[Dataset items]
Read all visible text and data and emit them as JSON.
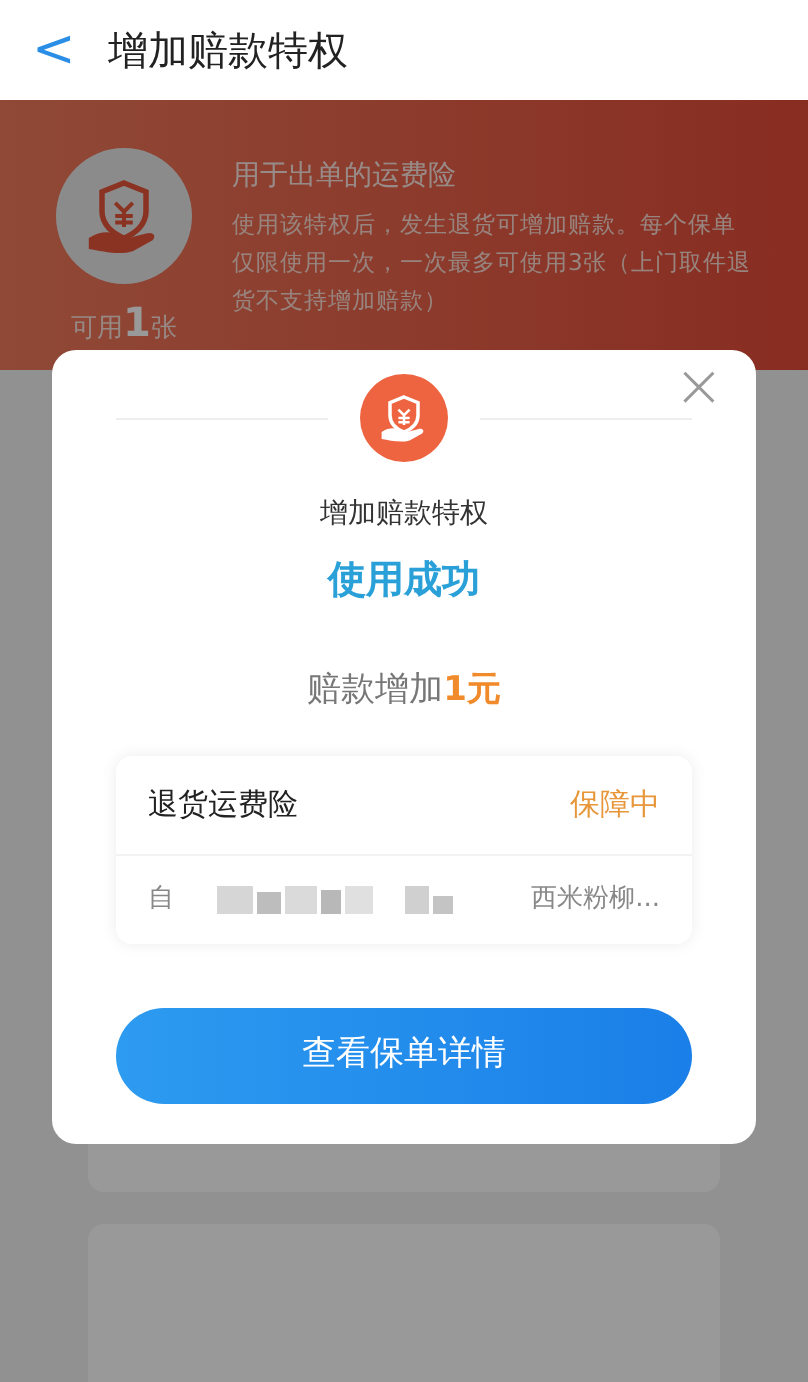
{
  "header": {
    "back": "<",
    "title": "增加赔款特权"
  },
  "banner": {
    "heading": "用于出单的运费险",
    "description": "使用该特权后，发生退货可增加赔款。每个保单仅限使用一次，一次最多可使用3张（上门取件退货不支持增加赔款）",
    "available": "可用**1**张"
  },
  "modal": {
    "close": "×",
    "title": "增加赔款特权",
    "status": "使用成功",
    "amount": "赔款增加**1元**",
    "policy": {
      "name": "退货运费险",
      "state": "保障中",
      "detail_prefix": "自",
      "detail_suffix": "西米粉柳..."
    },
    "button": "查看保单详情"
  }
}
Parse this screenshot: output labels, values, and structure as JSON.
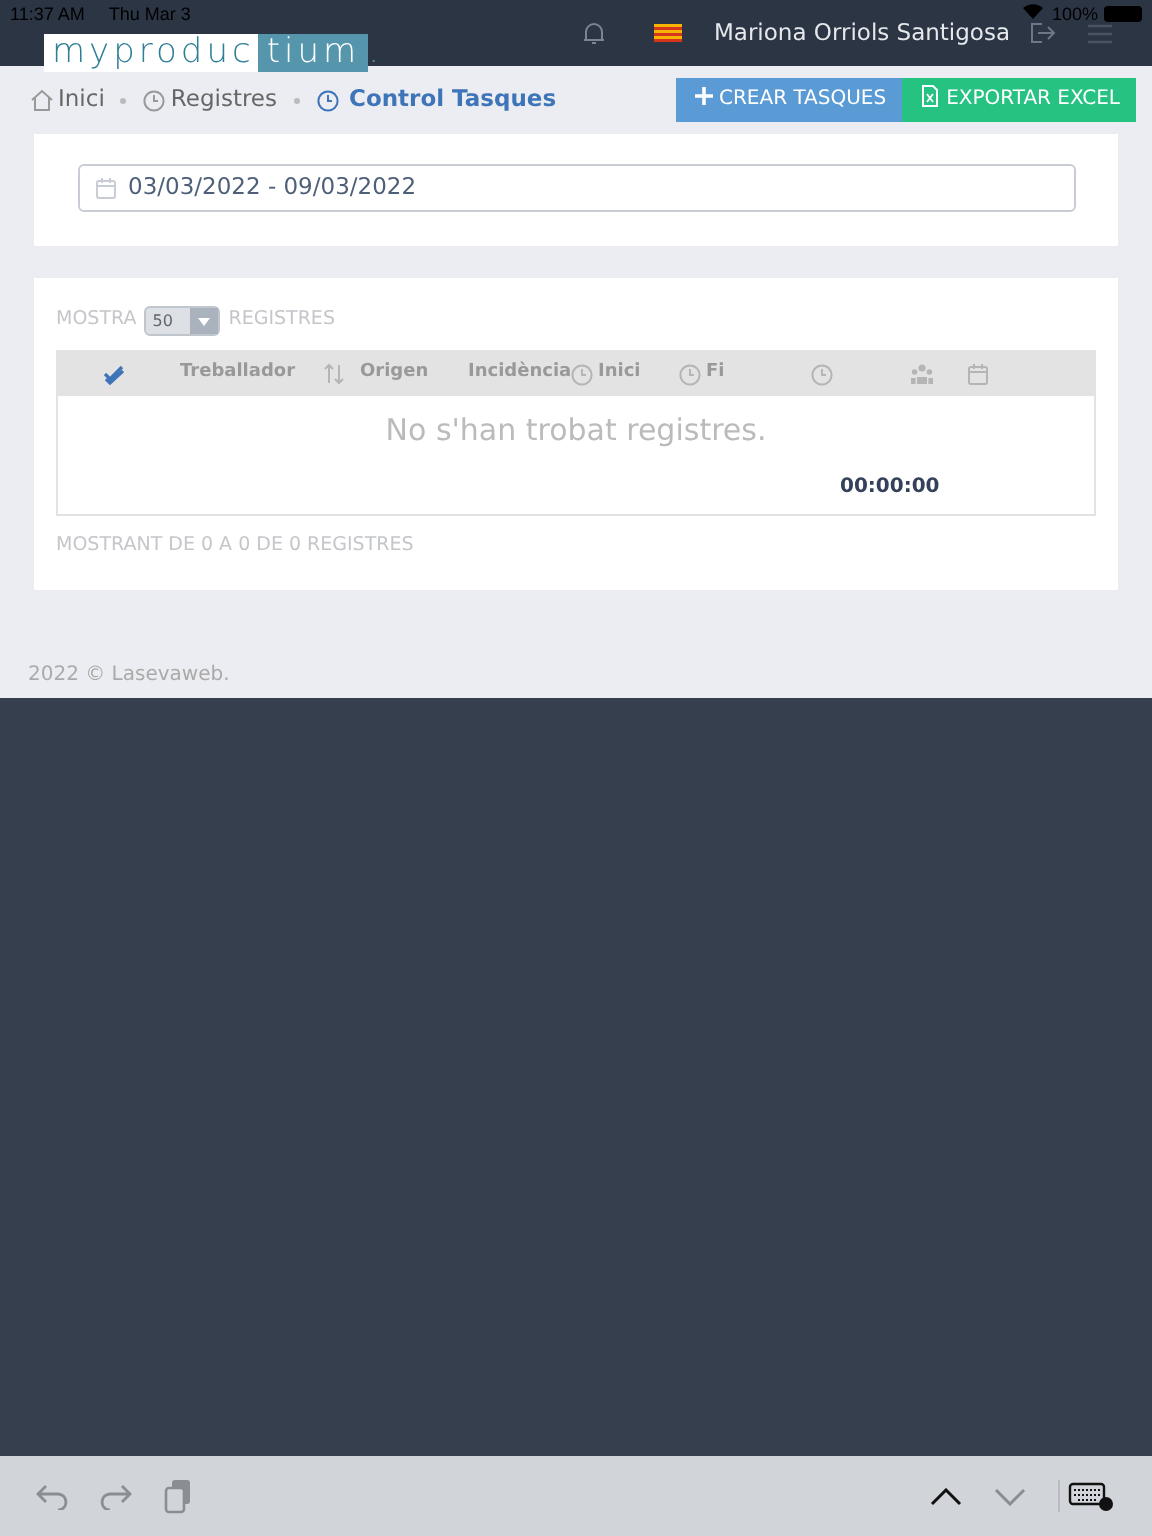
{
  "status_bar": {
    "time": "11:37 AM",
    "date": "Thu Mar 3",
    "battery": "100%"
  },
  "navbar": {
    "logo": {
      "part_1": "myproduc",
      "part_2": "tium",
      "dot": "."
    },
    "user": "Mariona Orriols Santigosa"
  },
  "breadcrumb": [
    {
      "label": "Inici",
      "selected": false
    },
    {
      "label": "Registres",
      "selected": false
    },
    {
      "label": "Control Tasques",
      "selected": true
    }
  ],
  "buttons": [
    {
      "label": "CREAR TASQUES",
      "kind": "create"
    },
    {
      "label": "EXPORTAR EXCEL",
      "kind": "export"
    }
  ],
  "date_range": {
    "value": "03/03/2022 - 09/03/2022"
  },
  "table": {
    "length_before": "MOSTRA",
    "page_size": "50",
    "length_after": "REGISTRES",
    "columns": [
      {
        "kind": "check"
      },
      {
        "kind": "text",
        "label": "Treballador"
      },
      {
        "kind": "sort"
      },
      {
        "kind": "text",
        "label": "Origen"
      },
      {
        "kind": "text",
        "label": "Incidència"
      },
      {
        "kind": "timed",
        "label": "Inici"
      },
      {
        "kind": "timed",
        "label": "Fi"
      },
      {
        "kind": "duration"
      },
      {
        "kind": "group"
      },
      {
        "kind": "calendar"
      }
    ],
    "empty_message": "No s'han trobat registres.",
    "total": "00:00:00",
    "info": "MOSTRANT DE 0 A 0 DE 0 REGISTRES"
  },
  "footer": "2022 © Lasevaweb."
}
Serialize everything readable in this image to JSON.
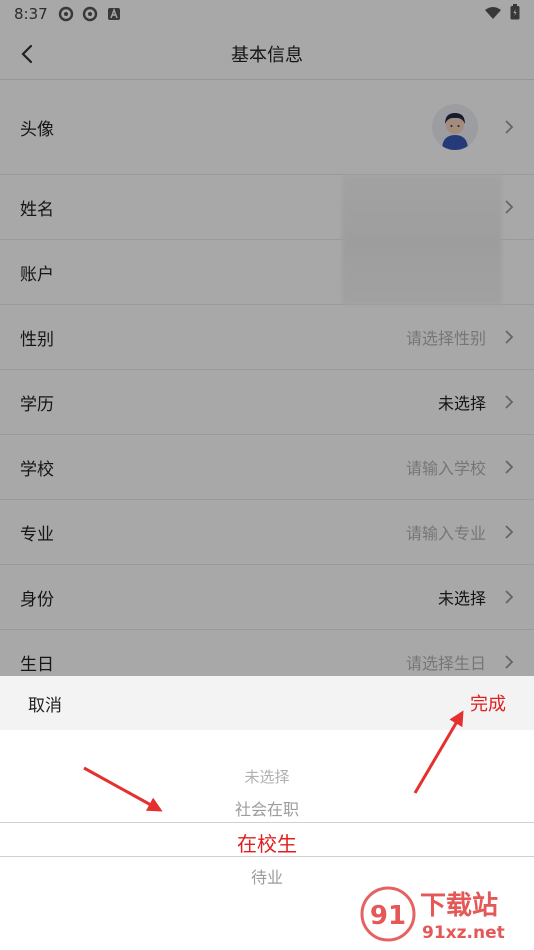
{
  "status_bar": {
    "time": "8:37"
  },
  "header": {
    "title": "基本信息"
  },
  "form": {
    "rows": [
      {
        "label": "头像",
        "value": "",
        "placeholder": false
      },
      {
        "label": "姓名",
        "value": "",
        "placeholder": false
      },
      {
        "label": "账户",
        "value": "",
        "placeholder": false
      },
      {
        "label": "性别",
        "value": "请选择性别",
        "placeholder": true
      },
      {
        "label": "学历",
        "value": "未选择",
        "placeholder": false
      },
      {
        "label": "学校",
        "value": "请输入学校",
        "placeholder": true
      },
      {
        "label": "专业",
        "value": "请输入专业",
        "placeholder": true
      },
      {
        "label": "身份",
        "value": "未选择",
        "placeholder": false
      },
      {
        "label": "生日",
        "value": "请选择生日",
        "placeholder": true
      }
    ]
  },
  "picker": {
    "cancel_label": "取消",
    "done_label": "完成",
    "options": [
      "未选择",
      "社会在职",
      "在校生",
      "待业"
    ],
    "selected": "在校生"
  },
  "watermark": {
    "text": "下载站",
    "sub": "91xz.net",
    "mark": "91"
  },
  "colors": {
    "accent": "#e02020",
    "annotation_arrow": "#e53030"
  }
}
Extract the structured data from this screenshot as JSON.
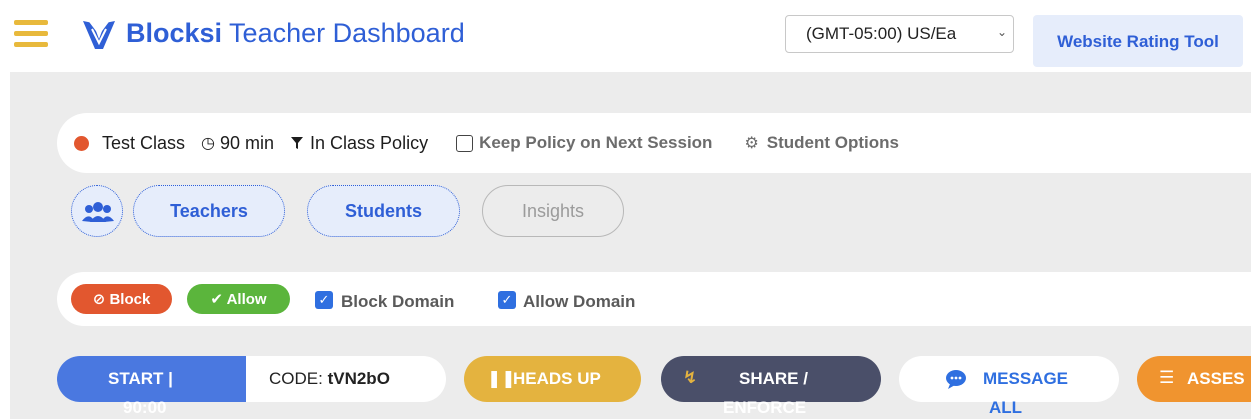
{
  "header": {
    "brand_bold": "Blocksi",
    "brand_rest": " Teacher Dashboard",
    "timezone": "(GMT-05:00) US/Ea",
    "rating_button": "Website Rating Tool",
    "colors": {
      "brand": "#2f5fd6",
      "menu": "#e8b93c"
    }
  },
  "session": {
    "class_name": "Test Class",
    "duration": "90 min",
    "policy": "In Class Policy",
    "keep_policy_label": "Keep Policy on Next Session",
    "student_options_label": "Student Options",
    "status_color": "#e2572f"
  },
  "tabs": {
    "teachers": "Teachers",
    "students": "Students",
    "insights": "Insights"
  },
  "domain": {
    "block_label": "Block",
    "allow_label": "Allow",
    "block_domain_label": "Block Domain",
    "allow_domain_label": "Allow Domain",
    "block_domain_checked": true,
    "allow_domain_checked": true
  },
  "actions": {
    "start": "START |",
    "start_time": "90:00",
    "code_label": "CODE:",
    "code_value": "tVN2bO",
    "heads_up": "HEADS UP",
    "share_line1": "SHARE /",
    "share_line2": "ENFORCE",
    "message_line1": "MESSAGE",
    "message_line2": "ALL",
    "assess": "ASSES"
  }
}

EXERCISE INSTRUCTIONS:
Make an exact copy of the listing above. Do not include the pictures.

RESPONSE:
Read all visible text and data and emit them as JSON.
{
  "header": {
    "back": "<",
    "title": "增加赔款特权"
  },
  "banner": {
    "heading": "用于出单的运费险",
    "description": "使用该特权后，发生退货可增加赔款。每个保单仅限使用一次，一次最多可使用3张（上门取件退货不支持增加赔款）",
    "available": "可用**1**张"
  },
  "modal": {
    "close": "×",
    "title": "增加赔款特权",
    "status": "使用成功",
    "amount": "赔款增加**1元**",
    "policy": {
      "name": "退货运费险",
      "state": "保障中",
      "detail_prefix": "自",
      "detail_suffix": "西米粉柳..."
    },
    "button": "查看保单详情"
  }
}
Parse this screenshot: output labels, values, and structure as JSON.
{
  "status_bar": {
    "time": "11:37 AM",
    "date": "Thu Mar 3",
    "battery": "100%"
  },
  "navbar": {
    "logo": {
      "part_1": "myproduc",
      "part_2": "tium",
      "dot": "."
    },
    "user": "Mariona Orriols Santigosa"
  },
  "breadcrumb": [
    {
      "label": "Inici",
      "selected": false
    },
    {
      "label": "Registres",
      "selected": false
    },
    {
      "label": "Control Tasques",
      "selected": true
    }
  ],
  "buttons": [
    {
      "label": "CREAR TASQUES",
      "kind": "create"
    },
    {
      "label": "EXPORTAR EXCEL",
      "kind": "export"
    }
  ],
  "date_range": {
    "value": "03/03/2022 - 09/03/2022"
  },
  "table": {
    "length_before": "MOSTRA",
    "page_size": "50",
    "length_after": "REGISTRES",
    "columns": [
      {
        "kind": "check"
      },
      {
        "kind": "text",
        "label": "Treballador"
      },
      {
        "kind": "sort"
      },
      {
        "kind": "text",
        "label": "Origen"
      },
      {
        "kind": "text",
        "label": "Incidència"
      },
      {
        "kind": "timed",
        "label": "Inici"
      },
      {
        "kind": "timed",
        "label": "Fi"
      },
      {
        "kind": "duration"
      },
      {
        "kind": "group"
      },
      {
        "kind": "calendar"
      }
    ],
    "empty_message": "No s'han trobat registres.",
    "total": "00:00:00",
    "info": "MOSTRANT DE 0 A 0 DE 0 REGISTRES"
  },
  "footer": "2022 © Lasevaweb."
}
Serialize everything readable in this image to JSON.
{
  "status_bar": {
    "time": "8:37"
  },
  "header": {
    "title": "基本信息"
  },
  "form": {
    "rows": [
      {
        "label": "头像",
        "value": "",
        "placeholder": false
      },
      {
        "label": "姓名",
        "value": "",
        "placeholder": false
      },
      {
        "label": "账户",
        "value": "",
        "placeholder": false
      },
      {
        "label": "性别",
        "value": "请选择性别",
        "placeholder": true
      },
      {
        "label": "学历",
        "value": "未选择",
        "placeholder": false
      },
      {
        "label": "学校",
        "value": "请输入学校",
        "placeholder": true
      },
      {
        "label": "专业",
        "value": "请输入专业",
        "placeholder": true
      },
      {
        "label": "身份",
        "value": "未选择",
        "placeholder": false
      },
      {
        "label": "生日",
        "value": "请选择生日",
        "placeholder": true
      }
    ]
  },
  "picker": {
    "cancel_label": "取消",
    "done_label": "完成",
    "options": [
      "未选择",
      "社会在职",
      "在校生",
      "待业"
    ],
    "selected": "在校生"
  },
  "watermark": {
    "text": "下载站",
    "sub": "91xz.net",
    "mark": "91"
  },
  "colors": {
    "accent": "#e02020",
    "annotation_arrow": "#e53030"
  }
}
Extract the structured data from this screenshot as JSON.
{
  "header": {
    "brand_bold": "Blocksi",
    "brand_rest": " Teacher Dashboard",
    "timezone": "(GMT-05:00) US/Ea",
    "rating_button": "Website Rating Tool",
    "colors": {
      "brand": "#2f5fd6",
      "menu": "#e8b93c"
    }
  },
  "session": {
    "class_name": "Test Class",
    "duration": "90 min",
    "policy": "In Class Policy",
    "keep_policy_label": "Keep Policy on Next Session",
    "student_options_label": "Student Options",
    "status_color": "#e2572f"
  },
  "tabs": {
    "teachers": "Teachers",
    "students": "Students",
    "insights": "Insights"
  },
  "domain": {
    "block_label": "Block",
    "allow_label": "Allow",
    "block_domain_label": "Block Domain",
    "allow_domain_label": "Allow Domain",
    "block_domain_checked": true,
    "allow_domain_checked": true
  },
  "actions": {
    "start": "START |",
    "start_time": "90:00",
    "code_label": "CODE:",
    "code_value": "tVN2bO",
    "heads_up": "HEADS UP",
    "share_line1": "SHARE /",
    "share_line2": "ENFORCE",
    "message_line1": "MESSAGE",
    "message_line2": "ALL",
    "assess": "ASSES"
  }
}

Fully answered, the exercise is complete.